--- START OF Records to process ---

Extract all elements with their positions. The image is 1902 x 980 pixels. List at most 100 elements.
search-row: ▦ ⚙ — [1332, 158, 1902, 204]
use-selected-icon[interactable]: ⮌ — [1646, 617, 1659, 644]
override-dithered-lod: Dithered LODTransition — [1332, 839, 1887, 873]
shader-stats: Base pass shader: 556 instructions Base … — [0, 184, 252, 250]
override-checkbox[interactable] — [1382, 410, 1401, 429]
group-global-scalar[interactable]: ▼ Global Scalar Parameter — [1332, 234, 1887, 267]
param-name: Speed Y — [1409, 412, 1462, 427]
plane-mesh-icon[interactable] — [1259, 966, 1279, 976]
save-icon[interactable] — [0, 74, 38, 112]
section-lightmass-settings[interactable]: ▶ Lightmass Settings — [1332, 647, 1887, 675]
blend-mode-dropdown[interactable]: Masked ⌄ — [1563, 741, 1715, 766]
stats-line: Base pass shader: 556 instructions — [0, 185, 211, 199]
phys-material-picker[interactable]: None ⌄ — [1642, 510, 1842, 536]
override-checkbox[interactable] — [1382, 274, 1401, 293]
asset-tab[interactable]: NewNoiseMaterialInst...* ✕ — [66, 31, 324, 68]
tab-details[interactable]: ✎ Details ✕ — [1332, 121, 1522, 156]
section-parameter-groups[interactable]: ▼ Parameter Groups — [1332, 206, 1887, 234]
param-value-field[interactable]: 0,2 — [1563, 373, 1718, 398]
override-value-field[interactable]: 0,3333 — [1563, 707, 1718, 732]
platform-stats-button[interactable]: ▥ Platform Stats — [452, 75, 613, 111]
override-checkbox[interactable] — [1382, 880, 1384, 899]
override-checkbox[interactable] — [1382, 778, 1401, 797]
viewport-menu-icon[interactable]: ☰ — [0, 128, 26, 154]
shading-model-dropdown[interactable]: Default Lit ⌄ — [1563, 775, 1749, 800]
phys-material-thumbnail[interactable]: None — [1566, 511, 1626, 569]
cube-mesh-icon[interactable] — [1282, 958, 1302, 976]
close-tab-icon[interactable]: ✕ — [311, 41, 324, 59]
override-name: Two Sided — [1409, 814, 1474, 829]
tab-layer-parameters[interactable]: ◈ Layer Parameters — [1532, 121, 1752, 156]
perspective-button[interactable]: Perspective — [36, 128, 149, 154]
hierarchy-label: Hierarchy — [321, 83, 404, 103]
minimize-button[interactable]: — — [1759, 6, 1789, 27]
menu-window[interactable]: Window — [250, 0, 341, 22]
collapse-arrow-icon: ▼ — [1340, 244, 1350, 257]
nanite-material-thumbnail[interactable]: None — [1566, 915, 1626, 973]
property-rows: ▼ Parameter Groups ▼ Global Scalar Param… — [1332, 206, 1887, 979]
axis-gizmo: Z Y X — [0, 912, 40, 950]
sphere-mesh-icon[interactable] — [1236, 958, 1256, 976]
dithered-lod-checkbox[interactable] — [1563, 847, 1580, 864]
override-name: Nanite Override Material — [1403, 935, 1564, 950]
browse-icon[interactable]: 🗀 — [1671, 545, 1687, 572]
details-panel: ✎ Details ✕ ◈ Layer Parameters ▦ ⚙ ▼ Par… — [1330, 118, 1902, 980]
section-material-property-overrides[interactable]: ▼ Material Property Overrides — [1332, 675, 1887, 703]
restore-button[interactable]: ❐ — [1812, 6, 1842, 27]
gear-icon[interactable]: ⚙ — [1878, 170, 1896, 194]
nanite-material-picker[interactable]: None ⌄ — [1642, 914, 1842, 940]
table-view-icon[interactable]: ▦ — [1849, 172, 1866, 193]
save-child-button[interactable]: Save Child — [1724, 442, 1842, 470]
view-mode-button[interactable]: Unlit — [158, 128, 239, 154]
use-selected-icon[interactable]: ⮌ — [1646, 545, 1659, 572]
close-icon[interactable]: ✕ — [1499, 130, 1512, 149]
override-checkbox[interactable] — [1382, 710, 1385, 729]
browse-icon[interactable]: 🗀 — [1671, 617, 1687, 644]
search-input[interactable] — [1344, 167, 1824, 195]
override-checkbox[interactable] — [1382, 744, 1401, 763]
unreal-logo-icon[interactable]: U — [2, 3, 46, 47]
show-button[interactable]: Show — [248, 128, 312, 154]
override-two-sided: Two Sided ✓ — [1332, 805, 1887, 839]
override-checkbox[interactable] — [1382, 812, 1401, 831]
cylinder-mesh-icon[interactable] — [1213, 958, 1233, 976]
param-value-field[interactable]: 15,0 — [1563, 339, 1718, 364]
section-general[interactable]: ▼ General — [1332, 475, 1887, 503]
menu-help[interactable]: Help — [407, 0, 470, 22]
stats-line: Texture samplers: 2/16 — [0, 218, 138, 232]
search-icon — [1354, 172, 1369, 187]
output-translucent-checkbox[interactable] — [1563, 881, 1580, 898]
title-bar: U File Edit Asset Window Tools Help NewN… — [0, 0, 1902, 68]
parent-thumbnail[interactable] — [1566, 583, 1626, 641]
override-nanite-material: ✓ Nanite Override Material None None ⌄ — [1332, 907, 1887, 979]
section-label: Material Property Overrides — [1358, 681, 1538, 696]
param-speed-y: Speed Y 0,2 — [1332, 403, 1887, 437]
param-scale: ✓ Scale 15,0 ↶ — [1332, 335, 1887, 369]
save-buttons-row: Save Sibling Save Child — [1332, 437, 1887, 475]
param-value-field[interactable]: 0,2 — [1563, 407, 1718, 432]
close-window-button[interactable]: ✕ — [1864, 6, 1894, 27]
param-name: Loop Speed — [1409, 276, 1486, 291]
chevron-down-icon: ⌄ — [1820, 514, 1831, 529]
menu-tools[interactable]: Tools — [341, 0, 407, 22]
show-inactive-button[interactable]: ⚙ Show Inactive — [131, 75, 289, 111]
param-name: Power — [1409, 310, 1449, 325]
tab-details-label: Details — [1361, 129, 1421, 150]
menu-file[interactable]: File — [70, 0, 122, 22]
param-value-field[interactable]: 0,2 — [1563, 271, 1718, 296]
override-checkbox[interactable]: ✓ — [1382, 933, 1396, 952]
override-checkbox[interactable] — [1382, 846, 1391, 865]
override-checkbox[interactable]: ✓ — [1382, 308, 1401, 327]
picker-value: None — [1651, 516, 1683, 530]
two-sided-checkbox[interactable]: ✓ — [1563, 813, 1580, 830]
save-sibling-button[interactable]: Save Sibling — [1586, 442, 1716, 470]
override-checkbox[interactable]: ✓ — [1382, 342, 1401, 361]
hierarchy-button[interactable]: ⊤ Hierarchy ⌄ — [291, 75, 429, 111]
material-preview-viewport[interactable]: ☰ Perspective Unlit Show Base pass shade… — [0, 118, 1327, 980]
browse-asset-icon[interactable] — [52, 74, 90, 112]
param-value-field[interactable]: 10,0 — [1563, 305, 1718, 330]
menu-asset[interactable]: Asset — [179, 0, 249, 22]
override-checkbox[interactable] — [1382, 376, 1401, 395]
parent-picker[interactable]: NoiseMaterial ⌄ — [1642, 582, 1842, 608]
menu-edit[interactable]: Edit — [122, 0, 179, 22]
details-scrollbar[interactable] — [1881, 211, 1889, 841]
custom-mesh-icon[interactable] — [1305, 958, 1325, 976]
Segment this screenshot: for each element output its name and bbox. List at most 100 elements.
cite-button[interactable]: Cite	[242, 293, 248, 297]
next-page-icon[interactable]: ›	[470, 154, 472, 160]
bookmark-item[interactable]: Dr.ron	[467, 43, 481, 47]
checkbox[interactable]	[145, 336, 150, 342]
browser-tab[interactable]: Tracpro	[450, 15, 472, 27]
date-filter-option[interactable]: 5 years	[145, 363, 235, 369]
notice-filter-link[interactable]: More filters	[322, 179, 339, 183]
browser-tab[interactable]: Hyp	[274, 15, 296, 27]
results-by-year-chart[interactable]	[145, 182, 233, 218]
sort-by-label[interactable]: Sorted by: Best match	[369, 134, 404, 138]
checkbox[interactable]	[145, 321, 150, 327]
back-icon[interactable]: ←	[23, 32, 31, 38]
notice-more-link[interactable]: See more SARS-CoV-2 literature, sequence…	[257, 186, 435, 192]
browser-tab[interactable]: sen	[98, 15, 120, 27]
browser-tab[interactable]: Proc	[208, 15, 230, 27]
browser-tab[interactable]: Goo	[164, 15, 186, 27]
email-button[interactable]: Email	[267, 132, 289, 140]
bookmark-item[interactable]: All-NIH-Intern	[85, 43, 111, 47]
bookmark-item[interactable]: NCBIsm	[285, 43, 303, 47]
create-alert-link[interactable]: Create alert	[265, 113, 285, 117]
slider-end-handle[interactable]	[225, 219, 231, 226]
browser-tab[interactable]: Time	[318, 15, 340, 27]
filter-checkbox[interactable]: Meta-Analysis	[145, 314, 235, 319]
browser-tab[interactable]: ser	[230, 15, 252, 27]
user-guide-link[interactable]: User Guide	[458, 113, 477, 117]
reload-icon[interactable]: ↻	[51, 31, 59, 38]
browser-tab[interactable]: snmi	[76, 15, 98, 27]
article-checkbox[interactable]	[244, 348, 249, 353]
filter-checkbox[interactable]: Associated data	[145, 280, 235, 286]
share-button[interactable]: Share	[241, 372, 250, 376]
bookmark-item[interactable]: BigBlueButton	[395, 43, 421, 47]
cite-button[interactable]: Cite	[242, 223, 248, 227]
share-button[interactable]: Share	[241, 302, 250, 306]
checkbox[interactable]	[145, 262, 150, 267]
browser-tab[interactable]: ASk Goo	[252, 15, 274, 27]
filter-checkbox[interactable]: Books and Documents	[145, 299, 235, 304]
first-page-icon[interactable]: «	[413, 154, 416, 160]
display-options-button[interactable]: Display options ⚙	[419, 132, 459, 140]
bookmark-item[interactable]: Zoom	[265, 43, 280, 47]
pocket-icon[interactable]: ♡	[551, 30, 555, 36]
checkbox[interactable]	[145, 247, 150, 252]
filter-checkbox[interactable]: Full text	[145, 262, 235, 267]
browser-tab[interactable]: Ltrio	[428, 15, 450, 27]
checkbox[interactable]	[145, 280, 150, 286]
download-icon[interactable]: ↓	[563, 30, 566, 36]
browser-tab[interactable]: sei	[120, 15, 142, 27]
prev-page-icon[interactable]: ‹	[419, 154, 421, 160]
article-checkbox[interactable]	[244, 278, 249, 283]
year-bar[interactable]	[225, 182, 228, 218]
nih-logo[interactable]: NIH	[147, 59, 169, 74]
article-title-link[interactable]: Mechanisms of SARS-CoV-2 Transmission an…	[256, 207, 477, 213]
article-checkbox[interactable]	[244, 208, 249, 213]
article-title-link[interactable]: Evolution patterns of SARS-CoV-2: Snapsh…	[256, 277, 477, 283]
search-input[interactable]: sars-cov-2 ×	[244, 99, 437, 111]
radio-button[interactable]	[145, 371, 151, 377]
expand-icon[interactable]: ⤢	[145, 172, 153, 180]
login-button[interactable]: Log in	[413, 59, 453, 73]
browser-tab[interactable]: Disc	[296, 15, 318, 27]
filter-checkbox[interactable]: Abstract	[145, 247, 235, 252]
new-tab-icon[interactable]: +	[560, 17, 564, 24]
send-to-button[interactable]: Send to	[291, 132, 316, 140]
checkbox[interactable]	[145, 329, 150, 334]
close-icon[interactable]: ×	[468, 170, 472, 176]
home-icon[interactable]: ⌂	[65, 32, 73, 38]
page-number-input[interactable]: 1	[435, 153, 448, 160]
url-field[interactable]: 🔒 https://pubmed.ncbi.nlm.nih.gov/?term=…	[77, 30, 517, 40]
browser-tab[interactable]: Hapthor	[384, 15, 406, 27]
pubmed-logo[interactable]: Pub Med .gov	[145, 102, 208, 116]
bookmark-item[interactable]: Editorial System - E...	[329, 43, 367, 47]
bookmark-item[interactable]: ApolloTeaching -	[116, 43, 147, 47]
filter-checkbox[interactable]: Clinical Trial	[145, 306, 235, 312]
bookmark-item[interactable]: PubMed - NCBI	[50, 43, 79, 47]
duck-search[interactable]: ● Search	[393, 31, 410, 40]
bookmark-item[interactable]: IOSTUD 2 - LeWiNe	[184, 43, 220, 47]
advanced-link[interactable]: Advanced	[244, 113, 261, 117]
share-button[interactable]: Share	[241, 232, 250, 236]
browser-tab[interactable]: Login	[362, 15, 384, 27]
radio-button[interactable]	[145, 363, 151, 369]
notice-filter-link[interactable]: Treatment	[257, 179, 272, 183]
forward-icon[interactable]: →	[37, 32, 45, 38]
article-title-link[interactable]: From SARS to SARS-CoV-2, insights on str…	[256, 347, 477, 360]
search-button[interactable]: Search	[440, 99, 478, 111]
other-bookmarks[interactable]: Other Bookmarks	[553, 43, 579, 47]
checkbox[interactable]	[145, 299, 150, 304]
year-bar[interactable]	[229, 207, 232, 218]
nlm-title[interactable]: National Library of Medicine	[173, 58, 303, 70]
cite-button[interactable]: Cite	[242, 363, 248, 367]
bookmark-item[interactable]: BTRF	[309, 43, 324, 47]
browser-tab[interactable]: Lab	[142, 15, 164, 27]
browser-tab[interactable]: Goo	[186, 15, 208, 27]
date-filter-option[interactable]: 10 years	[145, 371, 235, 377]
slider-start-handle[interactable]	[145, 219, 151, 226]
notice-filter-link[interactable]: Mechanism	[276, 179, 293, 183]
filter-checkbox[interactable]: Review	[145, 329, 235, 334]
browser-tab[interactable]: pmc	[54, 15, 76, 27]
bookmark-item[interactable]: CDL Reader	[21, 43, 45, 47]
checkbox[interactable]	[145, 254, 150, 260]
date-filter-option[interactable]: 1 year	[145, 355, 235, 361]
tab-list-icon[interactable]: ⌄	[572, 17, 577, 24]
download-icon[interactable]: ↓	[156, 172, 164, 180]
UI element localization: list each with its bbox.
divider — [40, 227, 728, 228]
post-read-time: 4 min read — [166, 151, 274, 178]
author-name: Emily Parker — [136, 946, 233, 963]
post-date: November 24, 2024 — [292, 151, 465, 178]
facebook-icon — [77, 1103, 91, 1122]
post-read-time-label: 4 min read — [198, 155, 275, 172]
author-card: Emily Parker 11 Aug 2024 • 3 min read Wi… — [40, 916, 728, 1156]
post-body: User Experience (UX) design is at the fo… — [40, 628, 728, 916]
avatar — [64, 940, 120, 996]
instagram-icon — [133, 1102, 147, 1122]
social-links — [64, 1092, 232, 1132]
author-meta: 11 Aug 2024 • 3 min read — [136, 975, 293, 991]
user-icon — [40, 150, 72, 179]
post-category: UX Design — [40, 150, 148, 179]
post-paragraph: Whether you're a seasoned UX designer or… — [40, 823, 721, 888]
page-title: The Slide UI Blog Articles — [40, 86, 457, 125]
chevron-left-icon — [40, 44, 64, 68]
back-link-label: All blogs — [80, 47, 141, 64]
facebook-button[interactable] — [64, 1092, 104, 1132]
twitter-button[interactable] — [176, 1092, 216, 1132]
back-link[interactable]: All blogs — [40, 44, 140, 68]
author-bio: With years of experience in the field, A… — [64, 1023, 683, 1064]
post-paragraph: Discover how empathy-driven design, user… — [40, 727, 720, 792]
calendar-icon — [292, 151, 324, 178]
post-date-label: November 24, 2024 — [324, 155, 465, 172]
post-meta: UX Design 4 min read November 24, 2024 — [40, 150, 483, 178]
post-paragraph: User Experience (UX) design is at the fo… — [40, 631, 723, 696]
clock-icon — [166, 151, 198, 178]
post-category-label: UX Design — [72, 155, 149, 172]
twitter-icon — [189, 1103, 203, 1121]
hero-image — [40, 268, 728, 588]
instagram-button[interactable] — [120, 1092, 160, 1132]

--- END OF Records to process ---

→ **The task**:
Retype the data from its first line through the line containing "override-dithered-lod: Dithered LODTransition", including that line.

→ **Response to this exercise**:
Extract all elements with their positions. The image is 1902 x 980 pixels. List at most 100 elements.
search-row: ▦ ⚙ — [1332, 158, 1902, 204]
use-selected-icon[interactable]: ⮌ — [1646, 617, 1659, 644]
override-dithered-lod: Dithered LODTransition — [1332, 839, 1887, 873]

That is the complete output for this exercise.